Reproduce only the lines between the one holding "channel-link[interactable]: 食品 —" and the one holding "site-slogan: 新华网，让新闻离你更近！ —", inclusive, replacing each occurrence of "channel-link" with "nav-link" and leaving everything else unchanged.

┏━━

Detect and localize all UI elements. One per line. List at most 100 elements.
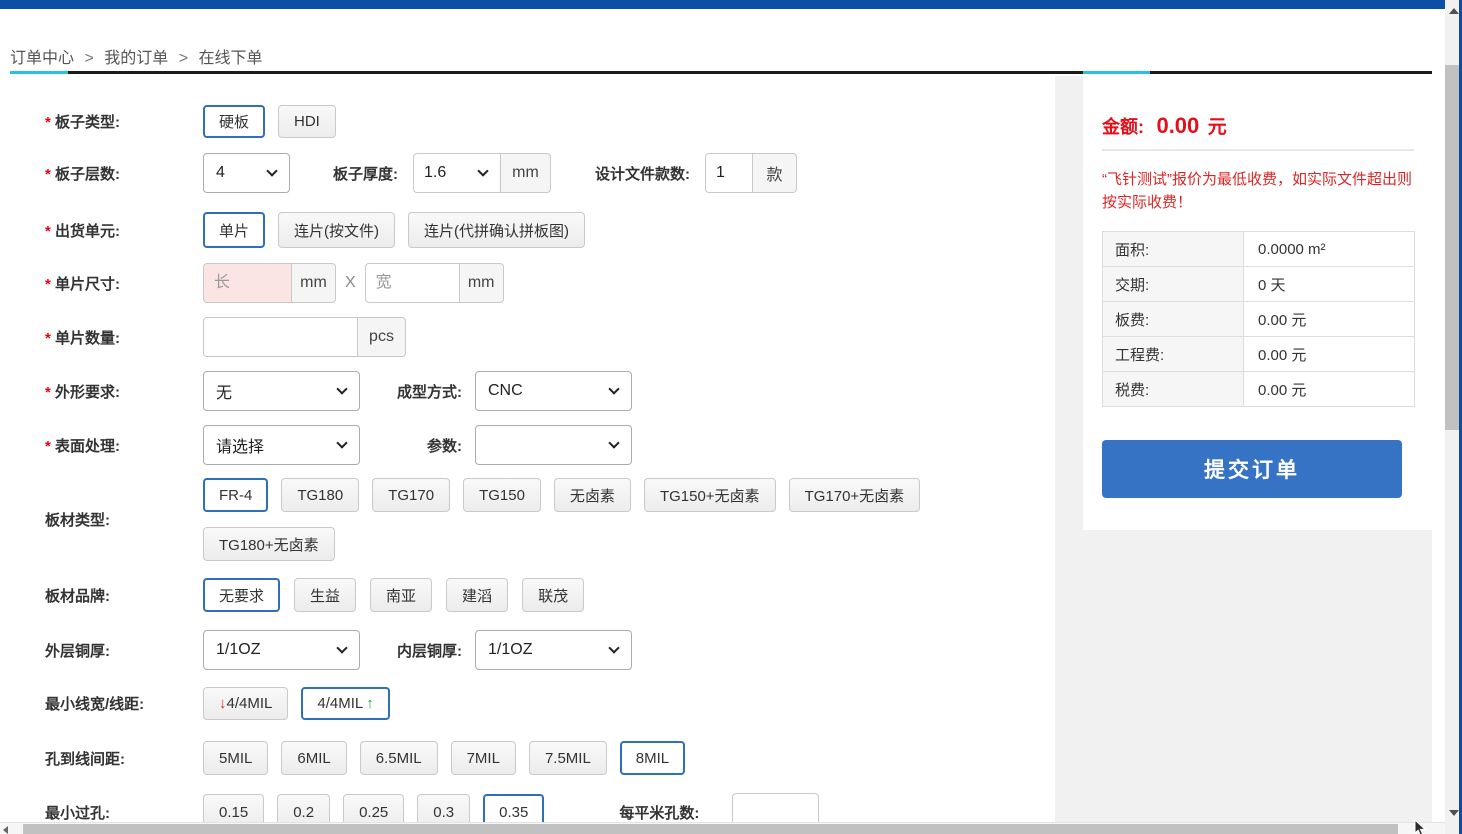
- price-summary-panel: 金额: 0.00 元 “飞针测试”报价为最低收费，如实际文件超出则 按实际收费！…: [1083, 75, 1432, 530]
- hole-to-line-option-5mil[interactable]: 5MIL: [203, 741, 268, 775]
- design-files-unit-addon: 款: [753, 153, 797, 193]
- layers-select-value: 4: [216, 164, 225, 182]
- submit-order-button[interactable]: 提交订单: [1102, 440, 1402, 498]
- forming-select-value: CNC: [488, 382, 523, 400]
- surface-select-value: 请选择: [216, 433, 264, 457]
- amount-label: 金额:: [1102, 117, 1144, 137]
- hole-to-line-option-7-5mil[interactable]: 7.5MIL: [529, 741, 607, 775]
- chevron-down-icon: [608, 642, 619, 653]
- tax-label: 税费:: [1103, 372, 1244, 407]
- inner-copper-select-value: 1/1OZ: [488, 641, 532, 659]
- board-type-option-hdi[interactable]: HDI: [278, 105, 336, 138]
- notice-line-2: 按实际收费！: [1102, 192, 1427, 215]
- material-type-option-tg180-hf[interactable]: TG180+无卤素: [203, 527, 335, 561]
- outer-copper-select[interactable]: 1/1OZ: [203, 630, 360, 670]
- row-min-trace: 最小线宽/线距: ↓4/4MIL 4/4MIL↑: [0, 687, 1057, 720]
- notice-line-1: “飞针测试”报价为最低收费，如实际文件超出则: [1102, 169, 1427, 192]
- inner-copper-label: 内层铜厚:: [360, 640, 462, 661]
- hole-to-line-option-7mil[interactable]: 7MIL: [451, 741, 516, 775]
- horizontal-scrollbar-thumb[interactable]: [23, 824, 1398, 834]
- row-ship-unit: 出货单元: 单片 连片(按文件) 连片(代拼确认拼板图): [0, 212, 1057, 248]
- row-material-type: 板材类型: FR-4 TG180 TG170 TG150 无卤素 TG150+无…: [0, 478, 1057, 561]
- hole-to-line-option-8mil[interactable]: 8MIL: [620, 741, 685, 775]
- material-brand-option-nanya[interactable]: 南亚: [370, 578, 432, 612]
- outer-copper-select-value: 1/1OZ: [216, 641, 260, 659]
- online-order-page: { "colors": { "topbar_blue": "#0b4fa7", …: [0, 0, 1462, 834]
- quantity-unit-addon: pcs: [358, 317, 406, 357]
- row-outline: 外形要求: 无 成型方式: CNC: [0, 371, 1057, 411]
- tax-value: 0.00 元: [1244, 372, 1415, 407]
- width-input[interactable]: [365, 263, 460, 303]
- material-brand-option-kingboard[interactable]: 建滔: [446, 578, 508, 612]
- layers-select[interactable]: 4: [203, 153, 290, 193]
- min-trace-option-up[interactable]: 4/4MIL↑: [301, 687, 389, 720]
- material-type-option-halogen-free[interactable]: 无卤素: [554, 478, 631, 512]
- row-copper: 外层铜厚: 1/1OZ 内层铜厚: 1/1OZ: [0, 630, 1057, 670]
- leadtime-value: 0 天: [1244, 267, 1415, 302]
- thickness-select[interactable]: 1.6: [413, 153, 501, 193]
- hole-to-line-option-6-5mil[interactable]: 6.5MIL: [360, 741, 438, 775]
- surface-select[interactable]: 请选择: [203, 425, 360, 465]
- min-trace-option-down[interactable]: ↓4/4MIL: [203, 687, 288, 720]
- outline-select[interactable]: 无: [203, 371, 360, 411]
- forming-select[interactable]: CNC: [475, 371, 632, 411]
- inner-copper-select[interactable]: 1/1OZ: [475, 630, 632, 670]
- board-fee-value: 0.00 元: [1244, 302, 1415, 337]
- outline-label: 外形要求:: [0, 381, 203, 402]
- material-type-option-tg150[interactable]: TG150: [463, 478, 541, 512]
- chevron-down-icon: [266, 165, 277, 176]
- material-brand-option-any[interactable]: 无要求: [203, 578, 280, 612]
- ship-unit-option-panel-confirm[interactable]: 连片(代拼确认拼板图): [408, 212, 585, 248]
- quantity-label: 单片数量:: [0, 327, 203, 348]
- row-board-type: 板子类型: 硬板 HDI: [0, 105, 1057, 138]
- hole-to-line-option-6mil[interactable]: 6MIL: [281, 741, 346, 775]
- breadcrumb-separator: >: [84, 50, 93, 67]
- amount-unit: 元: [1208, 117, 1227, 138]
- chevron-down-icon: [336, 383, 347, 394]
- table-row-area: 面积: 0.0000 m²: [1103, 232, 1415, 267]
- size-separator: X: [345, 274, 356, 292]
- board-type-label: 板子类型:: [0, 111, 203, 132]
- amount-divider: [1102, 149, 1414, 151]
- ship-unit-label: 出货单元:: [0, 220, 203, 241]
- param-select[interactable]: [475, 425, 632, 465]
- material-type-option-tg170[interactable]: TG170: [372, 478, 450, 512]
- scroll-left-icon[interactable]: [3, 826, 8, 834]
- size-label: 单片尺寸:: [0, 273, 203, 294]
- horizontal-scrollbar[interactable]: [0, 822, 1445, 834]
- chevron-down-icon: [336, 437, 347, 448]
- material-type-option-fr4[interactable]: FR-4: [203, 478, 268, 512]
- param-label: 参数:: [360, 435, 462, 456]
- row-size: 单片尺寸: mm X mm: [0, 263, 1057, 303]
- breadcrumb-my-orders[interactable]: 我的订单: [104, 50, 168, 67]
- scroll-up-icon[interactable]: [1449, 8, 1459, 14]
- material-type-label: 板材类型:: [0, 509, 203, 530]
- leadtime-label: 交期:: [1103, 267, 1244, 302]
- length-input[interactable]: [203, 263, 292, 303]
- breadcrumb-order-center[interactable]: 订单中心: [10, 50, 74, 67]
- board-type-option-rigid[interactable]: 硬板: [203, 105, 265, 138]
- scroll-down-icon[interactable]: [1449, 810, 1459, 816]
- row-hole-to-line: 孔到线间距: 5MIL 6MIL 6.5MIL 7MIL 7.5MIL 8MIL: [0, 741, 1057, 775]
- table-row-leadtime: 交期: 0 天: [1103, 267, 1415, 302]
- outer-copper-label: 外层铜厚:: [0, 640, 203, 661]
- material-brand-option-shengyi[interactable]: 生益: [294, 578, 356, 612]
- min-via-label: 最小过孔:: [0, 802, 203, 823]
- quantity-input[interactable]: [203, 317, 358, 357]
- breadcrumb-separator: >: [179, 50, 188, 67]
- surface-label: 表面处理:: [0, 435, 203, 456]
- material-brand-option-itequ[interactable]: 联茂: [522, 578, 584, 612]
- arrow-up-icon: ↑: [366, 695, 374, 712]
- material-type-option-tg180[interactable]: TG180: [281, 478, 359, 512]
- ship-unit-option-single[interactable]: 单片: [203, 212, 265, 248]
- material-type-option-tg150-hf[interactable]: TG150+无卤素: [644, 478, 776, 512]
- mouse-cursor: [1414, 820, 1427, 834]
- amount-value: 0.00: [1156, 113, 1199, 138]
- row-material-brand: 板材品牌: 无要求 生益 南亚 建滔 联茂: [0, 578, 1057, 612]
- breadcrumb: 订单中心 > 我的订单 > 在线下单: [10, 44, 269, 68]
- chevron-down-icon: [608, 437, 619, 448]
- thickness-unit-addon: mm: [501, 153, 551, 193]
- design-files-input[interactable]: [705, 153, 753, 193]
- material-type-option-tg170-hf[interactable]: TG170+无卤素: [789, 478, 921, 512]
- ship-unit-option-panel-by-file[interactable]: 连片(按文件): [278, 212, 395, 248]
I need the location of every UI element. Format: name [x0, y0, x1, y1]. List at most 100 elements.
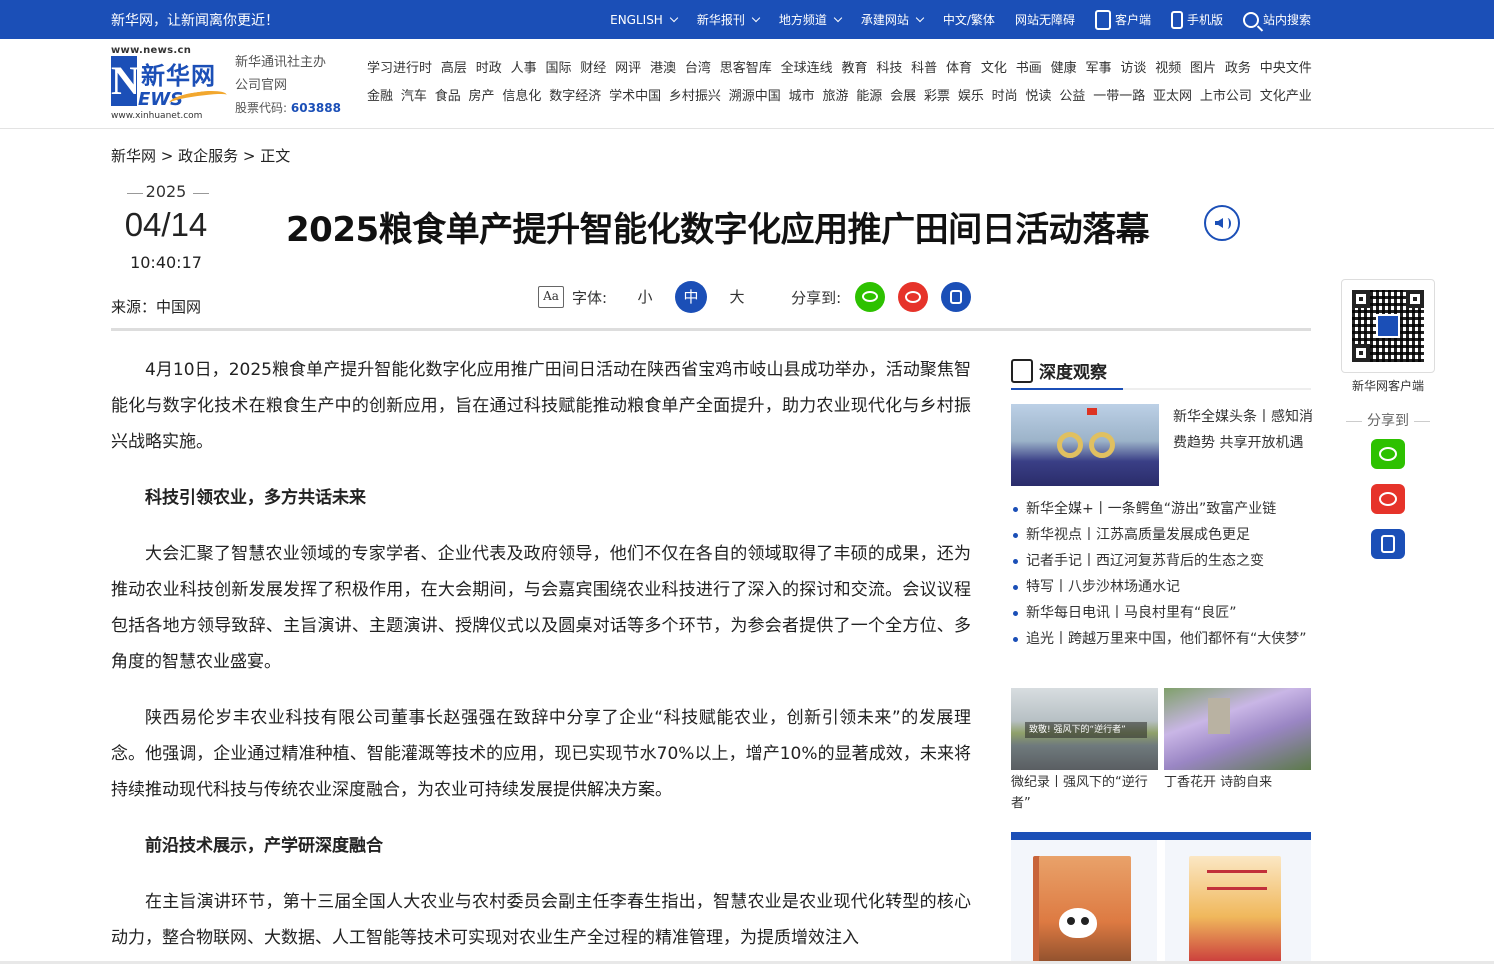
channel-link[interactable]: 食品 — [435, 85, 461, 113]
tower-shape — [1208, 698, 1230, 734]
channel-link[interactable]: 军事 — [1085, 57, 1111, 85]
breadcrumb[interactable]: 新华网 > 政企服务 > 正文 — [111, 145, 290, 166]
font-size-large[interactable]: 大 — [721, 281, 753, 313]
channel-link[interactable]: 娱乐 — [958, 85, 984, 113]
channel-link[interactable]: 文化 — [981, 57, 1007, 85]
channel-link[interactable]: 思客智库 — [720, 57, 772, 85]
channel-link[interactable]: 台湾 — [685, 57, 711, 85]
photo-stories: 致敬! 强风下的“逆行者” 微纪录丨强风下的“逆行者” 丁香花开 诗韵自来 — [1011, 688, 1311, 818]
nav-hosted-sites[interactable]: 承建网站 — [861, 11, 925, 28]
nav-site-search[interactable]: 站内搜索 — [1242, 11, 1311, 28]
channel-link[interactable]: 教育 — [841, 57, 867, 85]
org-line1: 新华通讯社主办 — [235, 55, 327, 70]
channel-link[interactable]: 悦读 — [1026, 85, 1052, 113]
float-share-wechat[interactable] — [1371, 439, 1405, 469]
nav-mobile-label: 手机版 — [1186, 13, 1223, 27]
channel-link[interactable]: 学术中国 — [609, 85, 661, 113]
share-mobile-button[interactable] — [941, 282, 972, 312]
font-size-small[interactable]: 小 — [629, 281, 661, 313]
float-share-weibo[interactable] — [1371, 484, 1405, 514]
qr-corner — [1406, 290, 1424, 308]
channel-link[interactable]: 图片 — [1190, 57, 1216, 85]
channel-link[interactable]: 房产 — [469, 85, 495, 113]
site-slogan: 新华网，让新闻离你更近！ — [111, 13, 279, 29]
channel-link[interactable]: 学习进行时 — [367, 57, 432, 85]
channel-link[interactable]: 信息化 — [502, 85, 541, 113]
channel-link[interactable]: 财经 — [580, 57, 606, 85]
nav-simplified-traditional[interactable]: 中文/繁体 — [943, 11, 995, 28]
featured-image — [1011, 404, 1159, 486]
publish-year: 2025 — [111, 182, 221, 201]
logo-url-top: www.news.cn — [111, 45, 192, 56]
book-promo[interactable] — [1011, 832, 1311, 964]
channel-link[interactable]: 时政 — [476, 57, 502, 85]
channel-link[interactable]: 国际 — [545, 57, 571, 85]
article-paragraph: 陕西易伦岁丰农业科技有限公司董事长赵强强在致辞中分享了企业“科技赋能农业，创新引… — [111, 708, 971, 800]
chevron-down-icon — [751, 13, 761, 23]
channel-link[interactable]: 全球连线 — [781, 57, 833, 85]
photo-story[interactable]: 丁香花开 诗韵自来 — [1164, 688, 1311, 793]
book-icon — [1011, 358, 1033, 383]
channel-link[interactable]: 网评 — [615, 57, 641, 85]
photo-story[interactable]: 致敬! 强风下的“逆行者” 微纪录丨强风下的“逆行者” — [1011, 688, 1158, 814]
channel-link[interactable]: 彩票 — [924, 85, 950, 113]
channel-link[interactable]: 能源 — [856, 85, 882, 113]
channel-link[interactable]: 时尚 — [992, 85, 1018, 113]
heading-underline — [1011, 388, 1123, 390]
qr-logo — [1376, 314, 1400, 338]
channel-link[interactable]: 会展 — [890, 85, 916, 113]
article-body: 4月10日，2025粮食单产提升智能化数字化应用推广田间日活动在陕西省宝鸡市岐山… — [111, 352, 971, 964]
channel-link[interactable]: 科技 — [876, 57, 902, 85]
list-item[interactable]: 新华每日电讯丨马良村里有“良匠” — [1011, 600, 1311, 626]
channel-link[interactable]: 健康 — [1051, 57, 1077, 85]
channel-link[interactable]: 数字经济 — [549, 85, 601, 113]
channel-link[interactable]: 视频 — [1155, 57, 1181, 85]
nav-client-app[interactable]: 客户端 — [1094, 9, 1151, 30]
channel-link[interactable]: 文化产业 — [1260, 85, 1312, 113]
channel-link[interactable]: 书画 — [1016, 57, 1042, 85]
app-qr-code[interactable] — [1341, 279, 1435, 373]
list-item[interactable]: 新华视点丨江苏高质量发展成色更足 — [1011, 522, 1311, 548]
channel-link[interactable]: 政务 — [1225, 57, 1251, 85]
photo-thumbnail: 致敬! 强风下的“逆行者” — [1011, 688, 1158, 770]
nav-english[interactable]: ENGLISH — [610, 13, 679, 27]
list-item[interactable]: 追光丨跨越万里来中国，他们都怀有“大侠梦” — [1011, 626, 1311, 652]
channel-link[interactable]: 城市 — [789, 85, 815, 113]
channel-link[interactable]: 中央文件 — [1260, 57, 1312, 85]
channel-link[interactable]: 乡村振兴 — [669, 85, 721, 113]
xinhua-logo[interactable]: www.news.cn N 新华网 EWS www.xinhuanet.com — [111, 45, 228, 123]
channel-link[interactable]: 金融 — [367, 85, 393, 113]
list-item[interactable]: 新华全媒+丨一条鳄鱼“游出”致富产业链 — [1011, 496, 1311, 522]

┗━━

● **REPLY**
nav-link[interactable]: 食品 — [435, 85, 461, 113]
tower-shape — [1208, 698, 1230, 734]
nav-link[interactable]: 军事 — [1085, 57, 1111, 85]
breadcrumb[interactable]: 新华网 > 政企服务 > 正文 — [111, 145, 290, 166]
font-size-large[interactable]: 大 — [721, 281, 753, 313]
nav-link[interactable]: 娱乐 — [958, 85, 984, 113]
nav-link[interactable]: 文化 — [981, 57, 1007, 85]
nav-link[interactable]: 思客智库 — [720, 57, 772, 85]
nav-link[interactable]: 台湾 — [685, 57, 711, 85]
photo-stories: 致敬! 强风下的“逆行者” 微纪录丨强风下的“逆行者” 丁香花开 诗韵自来 — [1011, 688, 1311, 818]
nav-hosted-sites[interactable]: 承建网站 — [861, 11, 925, 28]
nav-site-search[interactable]: 站内搜索 — [1242, 11, 1311, 28]
nav-link[interactable]: 教育 — [841, 57, 867, 85]
org-line1: 新华通讯社主办 — [235, 55, 327, 70]
nav-link[interactable]: 悦读 — [1026, 85, 1052, 113]
float-share-wechat[interactable] — [1371, 439, 1405, 469]
nav-mobile-label: 手机版 — [1186, 13, 1223, 27]
nav-link[interactable]: 学术中国 — [609, 85, 661, 113]
share-mobile-button[interactable] — [941, 282, 972, 312]
font-size-small[interactable]: 小 — [629, 281, 661, 313]
float-share-weibo[interactable] — [1371, 484, 1405, 514]
qr-corner — [1406, 290, 1424, 308]
nav-link[interactable]: 图片 — [1190, 57, 1216, 85]
nav-link[interactable]: 房产 — [469, 85, 495, 113]
site-slogan: 新华网，让新闻离你更近！ — [111, 13, 279, 29]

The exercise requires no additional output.